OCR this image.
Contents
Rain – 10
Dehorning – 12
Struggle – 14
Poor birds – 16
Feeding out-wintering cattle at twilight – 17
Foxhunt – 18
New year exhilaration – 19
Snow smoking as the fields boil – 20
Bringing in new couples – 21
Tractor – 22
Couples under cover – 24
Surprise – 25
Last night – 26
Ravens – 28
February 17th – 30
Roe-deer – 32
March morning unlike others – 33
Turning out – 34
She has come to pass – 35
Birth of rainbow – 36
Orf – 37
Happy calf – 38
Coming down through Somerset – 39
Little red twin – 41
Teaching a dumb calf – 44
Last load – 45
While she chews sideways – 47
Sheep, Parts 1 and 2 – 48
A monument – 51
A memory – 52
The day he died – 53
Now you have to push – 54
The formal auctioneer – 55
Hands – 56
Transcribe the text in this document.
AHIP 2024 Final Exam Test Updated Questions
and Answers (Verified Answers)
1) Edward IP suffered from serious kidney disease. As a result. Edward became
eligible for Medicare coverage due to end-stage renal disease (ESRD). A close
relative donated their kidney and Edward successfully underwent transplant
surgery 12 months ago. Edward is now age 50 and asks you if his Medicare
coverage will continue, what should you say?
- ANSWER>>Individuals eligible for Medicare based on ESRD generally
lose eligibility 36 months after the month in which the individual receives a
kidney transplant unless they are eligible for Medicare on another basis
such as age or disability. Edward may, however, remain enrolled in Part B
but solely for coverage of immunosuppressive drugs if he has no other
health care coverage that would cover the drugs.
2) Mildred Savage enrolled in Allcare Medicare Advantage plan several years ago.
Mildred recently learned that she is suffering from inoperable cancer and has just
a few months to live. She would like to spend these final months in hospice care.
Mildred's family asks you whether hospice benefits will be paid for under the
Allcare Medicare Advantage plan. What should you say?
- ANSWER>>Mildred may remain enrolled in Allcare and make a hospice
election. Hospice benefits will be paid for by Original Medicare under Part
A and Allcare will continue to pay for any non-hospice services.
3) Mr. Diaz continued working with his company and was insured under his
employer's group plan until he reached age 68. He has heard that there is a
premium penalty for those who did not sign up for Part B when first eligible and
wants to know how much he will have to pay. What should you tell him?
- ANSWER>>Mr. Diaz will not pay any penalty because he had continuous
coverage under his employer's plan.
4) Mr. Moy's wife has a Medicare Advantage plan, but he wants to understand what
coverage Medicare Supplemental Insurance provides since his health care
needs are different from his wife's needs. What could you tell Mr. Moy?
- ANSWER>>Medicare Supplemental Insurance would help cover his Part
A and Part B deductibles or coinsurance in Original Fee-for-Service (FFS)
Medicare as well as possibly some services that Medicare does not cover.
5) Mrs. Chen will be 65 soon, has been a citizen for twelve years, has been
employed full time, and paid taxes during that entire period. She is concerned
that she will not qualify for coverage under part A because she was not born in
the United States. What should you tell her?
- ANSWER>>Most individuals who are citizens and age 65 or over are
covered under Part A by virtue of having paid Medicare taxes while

= Direction =
Find the lines above that contain the word "eligible" and collect them.

= Full response =
eligible for Medicare coverage due to end-stage renal disease (ESRD). A close
- ANSWER>>Individuals eligible for Medicare based on ESRD generally
kidney transplant unless they are eligible for Medicare on another basis
premium penalty for those who did not sign up for Part B when first eligible and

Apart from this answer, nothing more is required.